*Data supplied*:
● ● ● ● ●

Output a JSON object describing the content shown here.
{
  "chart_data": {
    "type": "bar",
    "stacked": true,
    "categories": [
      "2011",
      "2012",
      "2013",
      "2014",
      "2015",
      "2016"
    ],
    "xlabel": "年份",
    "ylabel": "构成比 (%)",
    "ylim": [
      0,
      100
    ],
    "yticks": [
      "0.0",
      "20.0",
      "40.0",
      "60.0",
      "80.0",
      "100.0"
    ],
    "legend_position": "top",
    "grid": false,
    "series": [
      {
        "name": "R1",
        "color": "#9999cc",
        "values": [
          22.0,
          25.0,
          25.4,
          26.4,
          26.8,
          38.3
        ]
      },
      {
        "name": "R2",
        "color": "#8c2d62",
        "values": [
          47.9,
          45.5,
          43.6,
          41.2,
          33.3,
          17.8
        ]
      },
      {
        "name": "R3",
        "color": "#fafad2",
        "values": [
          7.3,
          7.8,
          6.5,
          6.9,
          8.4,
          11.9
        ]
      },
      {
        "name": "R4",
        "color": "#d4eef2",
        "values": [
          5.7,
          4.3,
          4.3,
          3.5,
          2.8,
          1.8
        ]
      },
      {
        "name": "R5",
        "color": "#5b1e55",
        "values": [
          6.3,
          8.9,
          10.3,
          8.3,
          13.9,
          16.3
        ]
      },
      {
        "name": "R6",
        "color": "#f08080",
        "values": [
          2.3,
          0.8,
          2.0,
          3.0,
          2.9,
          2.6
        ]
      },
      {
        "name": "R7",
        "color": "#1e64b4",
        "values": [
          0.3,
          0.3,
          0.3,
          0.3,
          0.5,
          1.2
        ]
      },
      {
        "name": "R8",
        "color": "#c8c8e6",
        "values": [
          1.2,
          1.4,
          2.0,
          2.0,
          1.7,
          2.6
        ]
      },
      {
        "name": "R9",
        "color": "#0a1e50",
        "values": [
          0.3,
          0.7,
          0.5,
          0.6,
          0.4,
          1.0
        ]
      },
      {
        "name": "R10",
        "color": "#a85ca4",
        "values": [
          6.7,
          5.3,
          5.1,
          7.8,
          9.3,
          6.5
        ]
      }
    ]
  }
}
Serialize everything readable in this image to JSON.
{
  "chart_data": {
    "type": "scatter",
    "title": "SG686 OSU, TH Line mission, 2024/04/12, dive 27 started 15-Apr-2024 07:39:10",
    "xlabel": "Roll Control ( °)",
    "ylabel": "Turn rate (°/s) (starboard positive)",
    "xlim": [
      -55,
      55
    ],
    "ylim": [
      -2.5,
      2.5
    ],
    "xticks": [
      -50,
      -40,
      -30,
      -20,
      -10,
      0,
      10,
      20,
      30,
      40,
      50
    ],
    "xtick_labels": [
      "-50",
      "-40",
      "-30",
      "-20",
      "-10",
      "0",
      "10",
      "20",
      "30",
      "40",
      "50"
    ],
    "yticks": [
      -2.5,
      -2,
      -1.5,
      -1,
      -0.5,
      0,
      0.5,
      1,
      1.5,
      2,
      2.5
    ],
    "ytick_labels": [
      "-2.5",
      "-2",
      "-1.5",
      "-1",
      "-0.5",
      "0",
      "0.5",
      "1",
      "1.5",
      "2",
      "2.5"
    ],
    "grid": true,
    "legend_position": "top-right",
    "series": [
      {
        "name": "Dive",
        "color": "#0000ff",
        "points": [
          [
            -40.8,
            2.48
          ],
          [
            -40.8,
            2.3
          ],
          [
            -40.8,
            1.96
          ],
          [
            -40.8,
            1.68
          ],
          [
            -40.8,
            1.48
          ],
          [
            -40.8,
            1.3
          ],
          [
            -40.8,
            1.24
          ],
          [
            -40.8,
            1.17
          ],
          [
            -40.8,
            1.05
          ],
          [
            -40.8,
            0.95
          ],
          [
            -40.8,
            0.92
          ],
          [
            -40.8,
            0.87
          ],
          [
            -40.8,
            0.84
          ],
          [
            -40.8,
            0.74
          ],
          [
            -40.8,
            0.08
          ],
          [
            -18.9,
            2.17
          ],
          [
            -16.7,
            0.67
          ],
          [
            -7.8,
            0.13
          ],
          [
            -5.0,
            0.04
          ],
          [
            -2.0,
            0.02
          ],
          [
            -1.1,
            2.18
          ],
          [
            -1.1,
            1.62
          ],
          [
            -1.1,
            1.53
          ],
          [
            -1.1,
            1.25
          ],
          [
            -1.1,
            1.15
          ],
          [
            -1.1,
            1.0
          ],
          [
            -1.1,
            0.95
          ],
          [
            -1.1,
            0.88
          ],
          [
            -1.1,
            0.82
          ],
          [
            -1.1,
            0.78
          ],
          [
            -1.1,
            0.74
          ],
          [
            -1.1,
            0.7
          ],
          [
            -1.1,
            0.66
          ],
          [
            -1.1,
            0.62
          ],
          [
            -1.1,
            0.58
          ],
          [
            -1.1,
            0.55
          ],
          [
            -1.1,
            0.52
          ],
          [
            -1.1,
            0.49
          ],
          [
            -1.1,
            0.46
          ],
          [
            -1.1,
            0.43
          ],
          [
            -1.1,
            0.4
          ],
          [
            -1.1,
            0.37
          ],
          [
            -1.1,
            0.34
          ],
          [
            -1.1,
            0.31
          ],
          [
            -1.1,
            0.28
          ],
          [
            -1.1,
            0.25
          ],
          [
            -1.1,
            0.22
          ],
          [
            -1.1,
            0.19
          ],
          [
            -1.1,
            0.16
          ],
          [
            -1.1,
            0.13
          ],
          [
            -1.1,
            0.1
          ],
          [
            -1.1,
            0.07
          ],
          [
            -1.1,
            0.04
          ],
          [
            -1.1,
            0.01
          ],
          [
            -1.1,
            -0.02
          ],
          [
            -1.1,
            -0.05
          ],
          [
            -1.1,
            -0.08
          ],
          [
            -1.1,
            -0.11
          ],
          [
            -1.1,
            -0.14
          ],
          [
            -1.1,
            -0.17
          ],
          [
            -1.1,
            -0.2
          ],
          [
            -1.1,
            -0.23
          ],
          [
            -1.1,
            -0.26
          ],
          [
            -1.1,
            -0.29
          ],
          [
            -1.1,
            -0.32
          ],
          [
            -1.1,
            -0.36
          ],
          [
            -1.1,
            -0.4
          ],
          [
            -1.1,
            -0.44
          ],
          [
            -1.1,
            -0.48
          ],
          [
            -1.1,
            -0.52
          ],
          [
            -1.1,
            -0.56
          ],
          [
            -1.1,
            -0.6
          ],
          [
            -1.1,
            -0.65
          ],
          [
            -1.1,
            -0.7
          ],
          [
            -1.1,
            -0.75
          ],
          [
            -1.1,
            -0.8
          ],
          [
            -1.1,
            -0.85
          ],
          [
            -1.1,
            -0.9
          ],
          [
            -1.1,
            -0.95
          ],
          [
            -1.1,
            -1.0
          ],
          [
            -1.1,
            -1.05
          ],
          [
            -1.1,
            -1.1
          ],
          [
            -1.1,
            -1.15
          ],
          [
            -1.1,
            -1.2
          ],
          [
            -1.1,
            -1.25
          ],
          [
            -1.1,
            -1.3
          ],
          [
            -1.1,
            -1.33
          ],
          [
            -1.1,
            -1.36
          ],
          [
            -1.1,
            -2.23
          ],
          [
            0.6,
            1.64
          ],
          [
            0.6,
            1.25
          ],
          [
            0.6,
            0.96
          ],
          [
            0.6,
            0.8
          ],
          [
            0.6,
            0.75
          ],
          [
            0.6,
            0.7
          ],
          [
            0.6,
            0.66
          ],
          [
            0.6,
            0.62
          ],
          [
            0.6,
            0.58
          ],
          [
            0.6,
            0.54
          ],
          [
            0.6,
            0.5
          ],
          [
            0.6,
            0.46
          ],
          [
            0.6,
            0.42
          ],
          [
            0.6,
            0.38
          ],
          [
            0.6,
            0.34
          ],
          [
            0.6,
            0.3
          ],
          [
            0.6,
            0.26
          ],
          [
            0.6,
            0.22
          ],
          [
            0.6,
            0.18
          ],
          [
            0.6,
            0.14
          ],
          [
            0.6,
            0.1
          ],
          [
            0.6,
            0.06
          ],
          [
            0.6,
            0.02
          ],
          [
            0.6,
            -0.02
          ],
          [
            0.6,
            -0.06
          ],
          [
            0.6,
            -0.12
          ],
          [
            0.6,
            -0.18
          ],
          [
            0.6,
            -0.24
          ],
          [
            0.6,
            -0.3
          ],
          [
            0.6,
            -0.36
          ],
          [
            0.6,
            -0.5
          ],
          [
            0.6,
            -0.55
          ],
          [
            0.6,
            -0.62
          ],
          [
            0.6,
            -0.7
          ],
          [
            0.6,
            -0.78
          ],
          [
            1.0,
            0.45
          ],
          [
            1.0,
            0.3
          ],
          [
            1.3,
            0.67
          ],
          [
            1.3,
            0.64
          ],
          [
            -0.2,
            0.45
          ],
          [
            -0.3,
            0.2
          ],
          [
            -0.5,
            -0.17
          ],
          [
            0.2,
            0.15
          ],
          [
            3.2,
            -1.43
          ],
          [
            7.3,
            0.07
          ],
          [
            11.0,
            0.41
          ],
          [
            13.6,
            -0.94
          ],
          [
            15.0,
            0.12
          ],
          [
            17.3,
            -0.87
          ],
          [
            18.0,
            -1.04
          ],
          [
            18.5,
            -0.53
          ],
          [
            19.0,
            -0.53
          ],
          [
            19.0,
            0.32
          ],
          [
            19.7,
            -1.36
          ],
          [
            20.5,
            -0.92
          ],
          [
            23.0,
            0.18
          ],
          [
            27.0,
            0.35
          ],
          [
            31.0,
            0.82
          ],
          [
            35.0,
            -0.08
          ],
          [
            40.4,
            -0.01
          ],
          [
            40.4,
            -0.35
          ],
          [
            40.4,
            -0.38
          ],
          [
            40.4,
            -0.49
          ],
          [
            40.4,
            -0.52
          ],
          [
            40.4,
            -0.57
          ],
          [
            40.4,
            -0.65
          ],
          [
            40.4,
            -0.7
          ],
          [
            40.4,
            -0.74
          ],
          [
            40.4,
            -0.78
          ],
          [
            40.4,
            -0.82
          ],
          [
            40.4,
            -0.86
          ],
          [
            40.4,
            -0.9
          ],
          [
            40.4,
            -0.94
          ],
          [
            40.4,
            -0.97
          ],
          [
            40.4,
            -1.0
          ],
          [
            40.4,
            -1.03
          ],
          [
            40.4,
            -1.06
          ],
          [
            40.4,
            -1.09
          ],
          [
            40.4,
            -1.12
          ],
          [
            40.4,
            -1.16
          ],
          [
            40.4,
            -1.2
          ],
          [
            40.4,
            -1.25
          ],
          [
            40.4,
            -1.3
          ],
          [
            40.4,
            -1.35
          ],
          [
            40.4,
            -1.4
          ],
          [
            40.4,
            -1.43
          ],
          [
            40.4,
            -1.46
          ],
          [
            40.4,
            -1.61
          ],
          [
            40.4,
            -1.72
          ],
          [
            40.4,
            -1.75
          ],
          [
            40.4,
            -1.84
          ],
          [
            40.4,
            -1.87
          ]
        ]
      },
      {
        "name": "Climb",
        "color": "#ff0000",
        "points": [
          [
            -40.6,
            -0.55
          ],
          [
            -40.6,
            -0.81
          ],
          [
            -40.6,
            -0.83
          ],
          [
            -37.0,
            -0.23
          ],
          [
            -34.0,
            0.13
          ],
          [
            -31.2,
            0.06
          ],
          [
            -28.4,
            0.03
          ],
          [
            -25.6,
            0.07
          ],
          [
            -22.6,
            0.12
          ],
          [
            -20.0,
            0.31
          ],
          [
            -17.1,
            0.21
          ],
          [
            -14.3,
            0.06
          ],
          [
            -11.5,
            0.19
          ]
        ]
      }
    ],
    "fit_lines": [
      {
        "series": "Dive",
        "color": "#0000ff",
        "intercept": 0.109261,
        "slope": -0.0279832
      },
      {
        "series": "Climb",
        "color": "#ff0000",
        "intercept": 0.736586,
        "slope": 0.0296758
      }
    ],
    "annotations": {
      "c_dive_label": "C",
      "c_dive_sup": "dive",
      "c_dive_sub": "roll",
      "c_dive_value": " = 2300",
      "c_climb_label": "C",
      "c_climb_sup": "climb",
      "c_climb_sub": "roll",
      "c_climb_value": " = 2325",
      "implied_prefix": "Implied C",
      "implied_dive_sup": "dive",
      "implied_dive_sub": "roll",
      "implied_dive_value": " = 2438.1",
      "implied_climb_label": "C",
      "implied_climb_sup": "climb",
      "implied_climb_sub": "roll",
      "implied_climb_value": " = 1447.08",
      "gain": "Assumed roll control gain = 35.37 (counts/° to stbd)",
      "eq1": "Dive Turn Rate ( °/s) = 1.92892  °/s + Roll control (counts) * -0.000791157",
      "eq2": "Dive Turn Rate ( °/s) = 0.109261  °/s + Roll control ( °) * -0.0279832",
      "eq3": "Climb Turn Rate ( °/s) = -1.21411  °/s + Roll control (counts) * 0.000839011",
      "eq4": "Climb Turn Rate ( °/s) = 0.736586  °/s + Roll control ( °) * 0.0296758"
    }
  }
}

● ● ● ● ●

*Task goal*:
Report the number of lines in the listing where the string "name" appears, and nothing besides.

*Correct result*:
12